* Exercise task *
Extract the complete listing and repeat it word for word.
— Start —
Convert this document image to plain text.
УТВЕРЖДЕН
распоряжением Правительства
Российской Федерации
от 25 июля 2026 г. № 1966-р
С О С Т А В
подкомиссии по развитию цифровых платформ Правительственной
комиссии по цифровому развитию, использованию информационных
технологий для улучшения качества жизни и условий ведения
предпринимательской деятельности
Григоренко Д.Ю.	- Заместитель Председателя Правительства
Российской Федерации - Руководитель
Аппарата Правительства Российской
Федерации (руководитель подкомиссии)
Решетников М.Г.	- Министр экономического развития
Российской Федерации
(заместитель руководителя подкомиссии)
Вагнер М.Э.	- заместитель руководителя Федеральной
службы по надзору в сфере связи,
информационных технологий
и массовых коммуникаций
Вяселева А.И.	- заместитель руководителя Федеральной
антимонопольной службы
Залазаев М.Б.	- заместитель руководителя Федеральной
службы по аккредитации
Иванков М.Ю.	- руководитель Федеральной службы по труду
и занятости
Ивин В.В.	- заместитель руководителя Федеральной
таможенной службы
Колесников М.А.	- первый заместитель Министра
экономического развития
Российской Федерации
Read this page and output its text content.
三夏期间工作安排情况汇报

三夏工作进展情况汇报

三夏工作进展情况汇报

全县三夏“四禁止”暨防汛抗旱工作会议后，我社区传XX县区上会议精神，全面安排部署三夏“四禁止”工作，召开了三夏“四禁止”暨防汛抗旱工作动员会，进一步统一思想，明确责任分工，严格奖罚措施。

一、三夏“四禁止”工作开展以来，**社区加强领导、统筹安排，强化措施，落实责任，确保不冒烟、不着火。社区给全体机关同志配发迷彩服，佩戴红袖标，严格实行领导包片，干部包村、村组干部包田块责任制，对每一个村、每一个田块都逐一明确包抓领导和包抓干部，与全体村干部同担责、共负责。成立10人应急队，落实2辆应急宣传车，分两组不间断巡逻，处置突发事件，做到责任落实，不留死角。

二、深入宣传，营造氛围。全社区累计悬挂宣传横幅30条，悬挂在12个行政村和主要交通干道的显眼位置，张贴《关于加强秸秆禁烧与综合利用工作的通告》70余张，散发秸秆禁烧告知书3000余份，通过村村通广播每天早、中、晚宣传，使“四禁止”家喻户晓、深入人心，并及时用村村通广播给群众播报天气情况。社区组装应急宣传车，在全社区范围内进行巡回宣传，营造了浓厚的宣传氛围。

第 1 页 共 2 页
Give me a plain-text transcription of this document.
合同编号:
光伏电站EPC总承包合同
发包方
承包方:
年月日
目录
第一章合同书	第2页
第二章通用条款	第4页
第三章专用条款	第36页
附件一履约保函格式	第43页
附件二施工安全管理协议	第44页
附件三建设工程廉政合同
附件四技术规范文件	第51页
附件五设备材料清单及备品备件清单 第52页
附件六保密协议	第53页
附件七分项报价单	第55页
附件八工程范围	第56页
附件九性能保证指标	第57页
— End —
* Final result *
Convert this document image to plain text.
УТВЕРЖДЕН
распоряжением Правительства
Российской Федерации
от 25 июля 2026 г. № 1966-р
С О С Т А В
подкомиссии по развитию цифровых платформ Правительственной
комиссии по цифровому развитию, использованию информационных
технологий для улучшения качества жизни и условий ведения
предпринимательской деятельности
Григоренко Д.Ю.	- Заместитель Председателя Правительства
Российской Федерации - Руководитель
Аппарата Правительства Российской
Федерации (руководитель подкомиссии)
Решетников М.Г.	- Министр экономического развития
Российской Федерации
(заместитель руководителя подкомиссии)
Вагнер М.Э.	- заместитель руководителя Федеральной
службы по надзору в сфере связи,
информационных технологий
и массовых коммуникаций
Вяселева А.И.	- заместитель руководителя Федеральной
антимонопольной службы
Залазаев М.Б.	- заместитель руководителя Федеральной
службы по аккредитации
Иванков М.Ю.	- руководитель Федеральной службы по труду
и занятости
Ивин В.В.	- заместитель руководителя Федеральной
таможенной службы
Колесников М.А.	- первый заместитель Министра
экономического развития
Российской Федерации
Read this page and output its text content.
三夏期间工作安排情况汇报

三夏工作进展情况汇报

三夏工作进展情况汇报

全县三夏“四禁止”暨防汛抗旱工作会议后，我社区传XX县区上会议精神，全面安排部署三夏“四禁止”工作，召开了三夏“四禁止”暨防汛抗旱工作动员会，进一步统一思想，明确责任分工，严格奖罚措施。

一、三夏“四禁止”工作开展以来，**社区加强领导、统筹安排，强化措施，落实责任，确保不冒烟、不着火。社区给全体机关同志配发迷彩服，佩戴红袖标，严格实行领导包片，干部包村、村组干部包田块责任制，对每一个村、每一个田块都逐一明确包抓领导和包抓干部，与全体村干部同担责、共负责。成立10人应急队，落实2辆应急宣传车，分两组不间断巡逻，处置突发事件，做到责任落实，不留死角。

二、深入宣传，营造氛围。全社区累计悬挂宣传横幅30条，悬挂在12个行政村和主要交通干道的显眼位置，张贴《关于加强秸秆禁烧与综合利用工作的通告》70余张，散发秸秆禁烧告知书3000余份，通过村村通广播每天早、中、晚宣传，使“四禁止”家喻户晓、深入人心，并及时用村村通广播给群众播报天气情况。社区组装应急宣传车，在全社区范围内进行巡回宣传，营造了浓厚的宣传氛围。

第 1 页 共 2 页
Give me a plain-text transcription of this document.
合同编号:
光伏电站EPC总承包合同
发包方
承包方:
年月日
目录
第一章合同书	第2页
第二章通用条款	第4页
第三章专用条款	第36页
附件一履约保函格式	第43页
附件二施工安全管理协议	第44页
附件三建设工程廉政合同
附件四技术规范文件	第51页
附件五设备材料清单及备品备件清单 第52页
附件六保密协议	第53页
附件七分项报价单	第55页
附件八工程范围	第56页
附件九性能保证指标	第57页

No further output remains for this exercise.